• _OBJECTIVE_
List the lines of this listing that hold the word "read".

• _SUPPLIED MATERIAL_
※

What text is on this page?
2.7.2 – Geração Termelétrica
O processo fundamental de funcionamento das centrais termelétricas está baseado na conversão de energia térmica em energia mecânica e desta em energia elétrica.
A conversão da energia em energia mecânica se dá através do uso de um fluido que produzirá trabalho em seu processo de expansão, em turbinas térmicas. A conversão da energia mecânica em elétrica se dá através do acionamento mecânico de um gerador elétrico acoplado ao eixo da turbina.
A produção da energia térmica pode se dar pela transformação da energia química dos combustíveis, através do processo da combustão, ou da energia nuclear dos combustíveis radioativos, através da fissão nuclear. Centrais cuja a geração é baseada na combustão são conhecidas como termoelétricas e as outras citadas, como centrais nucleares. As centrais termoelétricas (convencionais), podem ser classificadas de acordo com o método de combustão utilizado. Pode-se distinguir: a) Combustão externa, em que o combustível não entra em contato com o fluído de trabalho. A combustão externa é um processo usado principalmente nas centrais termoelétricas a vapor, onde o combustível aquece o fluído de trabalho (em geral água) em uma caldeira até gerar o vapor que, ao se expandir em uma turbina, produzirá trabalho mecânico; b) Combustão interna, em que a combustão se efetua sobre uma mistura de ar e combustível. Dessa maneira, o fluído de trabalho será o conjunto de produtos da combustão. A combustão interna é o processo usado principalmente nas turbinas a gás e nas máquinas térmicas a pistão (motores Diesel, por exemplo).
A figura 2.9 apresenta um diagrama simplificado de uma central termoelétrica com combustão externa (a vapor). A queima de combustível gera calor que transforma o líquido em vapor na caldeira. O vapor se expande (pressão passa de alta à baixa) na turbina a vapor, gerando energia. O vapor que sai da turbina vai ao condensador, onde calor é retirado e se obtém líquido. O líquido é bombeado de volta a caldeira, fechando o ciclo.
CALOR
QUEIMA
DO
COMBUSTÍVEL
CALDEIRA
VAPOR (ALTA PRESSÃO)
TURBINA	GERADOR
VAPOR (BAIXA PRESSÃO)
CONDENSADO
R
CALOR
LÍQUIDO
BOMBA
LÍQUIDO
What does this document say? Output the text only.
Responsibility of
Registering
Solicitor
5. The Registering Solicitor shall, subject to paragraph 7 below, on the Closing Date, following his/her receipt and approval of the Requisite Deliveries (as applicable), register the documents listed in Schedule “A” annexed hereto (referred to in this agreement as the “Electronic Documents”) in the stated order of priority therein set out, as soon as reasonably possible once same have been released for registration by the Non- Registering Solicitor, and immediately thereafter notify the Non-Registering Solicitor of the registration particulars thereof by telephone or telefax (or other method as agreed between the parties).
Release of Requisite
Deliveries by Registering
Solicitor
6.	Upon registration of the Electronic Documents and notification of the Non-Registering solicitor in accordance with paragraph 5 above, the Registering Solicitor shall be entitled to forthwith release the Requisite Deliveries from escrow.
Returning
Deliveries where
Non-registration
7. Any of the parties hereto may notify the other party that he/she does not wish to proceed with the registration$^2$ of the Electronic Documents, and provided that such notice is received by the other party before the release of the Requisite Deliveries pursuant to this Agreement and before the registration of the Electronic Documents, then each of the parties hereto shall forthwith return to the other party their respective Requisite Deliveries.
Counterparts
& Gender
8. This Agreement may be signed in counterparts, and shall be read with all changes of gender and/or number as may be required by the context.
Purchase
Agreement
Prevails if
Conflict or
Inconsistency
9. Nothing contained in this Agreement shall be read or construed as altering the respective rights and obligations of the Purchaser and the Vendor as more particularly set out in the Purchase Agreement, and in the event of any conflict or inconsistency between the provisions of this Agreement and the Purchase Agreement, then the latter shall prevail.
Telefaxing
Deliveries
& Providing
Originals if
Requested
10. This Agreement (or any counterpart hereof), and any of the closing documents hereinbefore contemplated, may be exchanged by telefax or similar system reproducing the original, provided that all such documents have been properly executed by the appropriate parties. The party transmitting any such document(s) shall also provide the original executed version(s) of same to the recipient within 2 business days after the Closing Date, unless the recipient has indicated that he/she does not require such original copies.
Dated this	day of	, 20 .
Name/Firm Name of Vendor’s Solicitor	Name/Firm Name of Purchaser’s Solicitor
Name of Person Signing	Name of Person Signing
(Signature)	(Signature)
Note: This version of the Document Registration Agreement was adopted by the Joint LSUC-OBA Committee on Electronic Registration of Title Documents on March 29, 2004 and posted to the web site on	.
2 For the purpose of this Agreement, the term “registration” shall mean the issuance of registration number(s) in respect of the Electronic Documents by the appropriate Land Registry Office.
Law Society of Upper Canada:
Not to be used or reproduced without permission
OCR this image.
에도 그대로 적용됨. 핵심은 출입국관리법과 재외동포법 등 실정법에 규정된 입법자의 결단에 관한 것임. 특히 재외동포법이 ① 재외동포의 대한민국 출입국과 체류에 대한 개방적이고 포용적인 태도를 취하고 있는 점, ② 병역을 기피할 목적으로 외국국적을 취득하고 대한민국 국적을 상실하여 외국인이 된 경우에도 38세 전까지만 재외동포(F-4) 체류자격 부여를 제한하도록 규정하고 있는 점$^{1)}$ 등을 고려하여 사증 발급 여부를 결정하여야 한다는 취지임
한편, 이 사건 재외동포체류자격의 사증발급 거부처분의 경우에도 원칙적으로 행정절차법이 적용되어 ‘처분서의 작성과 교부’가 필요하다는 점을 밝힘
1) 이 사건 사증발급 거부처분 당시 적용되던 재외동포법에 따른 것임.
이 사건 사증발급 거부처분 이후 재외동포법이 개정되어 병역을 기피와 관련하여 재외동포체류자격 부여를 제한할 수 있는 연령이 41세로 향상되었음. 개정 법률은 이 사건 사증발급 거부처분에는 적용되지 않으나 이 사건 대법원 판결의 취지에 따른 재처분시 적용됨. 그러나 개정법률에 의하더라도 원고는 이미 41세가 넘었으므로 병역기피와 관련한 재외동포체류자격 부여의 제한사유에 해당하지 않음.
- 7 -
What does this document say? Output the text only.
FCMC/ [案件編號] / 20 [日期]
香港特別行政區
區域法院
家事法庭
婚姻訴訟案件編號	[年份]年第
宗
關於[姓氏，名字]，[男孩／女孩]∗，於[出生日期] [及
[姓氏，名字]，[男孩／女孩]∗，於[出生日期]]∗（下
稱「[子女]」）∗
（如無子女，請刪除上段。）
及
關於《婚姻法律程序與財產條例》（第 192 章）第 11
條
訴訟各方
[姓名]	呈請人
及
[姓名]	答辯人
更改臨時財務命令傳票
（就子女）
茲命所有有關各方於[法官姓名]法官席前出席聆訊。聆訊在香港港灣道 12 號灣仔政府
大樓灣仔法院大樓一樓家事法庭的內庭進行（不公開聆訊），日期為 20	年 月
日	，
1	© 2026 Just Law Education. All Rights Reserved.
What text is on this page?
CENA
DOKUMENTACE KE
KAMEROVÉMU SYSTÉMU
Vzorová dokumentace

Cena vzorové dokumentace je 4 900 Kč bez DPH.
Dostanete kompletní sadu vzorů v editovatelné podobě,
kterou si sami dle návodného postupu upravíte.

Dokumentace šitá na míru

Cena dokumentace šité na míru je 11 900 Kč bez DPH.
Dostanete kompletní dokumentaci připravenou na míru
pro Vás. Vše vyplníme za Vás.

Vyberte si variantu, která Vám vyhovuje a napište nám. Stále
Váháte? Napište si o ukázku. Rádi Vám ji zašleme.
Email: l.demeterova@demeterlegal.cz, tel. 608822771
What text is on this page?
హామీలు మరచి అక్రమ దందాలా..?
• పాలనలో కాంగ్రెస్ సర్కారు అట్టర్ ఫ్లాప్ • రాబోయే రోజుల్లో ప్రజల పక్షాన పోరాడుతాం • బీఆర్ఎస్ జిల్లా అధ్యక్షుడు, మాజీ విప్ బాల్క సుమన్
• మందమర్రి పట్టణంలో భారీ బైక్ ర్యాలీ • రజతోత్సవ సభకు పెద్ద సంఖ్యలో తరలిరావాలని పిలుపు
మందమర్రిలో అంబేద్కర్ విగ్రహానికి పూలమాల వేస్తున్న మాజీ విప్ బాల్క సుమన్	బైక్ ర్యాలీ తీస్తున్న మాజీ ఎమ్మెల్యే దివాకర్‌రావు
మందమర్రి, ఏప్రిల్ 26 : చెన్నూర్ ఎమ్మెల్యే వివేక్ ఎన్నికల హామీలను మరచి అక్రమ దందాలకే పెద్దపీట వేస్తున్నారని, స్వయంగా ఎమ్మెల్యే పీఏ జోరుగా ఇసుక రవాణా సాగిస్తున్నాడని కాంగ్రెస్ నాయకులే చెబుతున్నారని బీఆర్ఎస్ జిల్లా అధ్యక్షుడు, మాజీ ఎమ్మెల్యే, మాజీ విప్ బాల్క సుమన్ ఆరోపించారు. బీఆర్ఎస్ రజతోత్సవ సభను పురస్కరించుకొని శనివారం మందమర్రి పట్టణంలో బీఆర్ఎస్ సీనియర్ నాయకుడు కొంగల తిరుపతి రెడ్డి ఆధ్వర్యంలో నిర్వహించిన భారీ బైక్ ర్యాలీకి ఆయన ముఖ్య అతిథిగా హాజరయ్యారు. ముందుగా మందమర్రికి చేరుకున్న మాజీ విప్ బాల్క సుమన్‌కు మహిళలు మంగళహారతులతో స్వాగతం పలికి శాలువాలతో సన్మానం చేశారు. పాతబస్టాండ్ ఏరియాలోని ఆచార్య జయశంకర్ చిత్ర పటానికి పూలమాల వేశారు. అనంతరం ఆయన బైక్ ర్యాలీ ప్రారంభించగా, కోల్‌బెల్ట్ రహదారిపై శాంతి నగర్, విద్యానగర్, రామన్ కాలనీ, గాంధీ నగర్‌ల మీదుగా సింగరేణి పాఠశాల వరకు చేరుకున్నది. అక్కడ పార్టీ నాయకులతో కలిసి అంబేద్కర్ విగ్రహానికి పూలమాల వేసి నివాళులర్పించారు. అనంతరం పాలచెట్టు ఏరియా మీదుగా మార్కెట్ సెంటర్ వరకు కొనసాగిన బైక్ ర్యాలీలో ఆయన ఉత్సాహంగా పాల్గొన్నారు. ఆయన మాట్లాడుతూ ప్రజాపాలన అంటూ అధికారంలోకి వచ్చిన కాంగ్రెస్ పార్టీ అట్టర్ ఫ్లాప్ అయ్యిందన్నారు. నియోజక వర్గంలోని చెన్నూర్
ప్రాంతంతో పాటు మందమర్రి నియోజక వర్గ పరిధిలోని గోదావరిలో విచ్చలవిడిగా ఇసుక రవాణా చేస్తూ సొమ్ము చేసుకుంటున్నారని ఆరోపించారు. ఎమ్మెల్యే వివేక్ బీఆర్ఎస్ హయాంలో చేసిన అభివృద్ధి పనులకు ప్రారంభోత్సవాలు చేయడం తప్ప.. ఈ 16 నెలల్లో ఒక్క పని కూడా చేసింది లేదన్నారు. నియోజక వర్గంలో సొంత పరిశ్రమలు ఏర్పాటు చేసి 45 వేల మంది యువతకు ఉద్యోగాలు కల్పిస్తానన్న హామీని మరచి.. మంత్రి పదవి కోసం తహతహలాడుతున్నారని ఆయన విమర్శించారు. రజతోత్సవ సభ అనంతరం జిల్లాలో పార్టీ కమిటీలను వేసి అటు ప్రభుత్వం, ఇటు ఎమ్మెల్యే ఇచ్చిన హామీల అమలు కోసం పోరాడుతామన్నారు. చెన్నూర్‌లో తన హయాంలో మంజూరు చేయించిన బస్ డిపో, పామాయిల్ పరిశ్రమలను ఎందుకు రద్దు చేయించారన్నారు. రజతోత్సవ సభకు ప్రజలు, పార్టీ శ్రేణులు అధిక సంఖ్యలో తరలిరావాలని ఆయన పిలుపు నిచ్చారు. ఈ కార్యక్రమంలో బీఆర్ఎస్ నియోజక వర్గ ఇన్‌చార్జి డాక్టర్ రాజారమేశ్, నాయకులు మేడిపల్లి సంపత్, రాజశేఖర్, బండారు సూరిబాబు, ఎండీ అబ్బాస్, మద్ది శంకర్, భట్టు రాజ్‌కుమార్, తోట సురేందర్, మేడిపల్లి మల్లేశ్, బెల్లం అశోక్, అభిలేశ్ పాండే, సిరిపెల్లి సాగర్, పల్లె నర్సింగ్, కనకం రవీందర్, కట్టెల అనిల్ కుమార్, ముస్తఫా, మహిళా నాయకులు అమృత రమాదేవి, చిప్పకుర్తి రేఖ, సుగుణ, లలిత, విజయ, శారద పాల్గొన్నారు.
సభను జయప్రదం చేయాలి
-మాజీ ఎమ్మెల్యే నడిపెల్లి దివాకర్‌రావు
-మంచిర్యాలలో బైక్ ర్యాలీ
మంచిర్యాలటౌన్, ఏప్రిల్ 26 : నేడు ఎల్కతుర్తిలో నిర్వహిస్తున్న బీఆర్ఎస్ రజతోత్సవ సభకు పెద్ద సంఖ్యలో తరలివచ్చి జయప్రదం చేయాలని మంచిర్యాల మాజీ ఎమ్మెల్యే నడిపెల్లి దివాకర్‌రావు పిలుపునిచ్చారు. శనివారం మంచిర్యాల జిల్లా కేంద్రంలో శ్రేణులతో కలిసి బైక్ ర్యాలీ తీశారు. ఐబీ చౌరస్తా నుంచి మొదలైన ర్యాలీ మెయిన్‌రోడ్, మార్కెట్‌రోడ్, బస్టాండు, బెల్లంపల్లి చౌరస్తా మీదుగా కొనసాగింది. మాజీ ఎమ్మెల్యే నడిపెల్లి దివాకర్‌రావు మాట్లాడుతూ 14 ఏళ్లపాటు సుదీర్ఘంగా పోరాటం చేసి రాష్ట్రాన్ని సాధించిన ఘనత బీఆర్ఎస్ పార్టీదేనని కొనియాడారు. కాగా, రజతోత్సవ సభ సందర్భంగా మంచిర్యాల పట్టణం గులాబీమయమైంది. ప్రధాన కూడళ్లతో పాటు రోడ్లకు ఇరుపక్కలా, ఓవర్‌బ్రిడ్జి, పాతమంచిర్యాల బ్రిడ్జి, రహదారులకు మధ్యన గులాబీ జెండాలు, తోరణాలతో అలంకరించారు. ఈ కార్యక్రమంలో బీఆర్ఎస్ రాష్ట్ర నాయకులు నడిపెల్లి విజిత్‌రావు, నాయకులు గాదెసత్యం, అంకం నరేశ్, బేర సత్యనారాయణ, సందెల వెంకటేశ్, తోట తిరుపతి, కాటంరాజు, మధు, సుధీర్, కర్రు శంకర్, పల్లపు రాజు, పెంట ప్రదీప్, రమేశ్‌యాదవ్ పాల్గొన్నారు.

※

• _TASK RESULT_
8. This Agreement may be signed in counterparts, and shall be read with all changes of gender and/or number as may be required by the context.
9. Nothing contained in this Agreement shall be read or construed as altering the respective rights and obligations of the Purchaser and the Vendor as more particularly set out in the Purchase Agreement, and in the event of any conflict or inconsistency between the provisions of this Agreement and the Purchase Agreement, then the latter shall prevail.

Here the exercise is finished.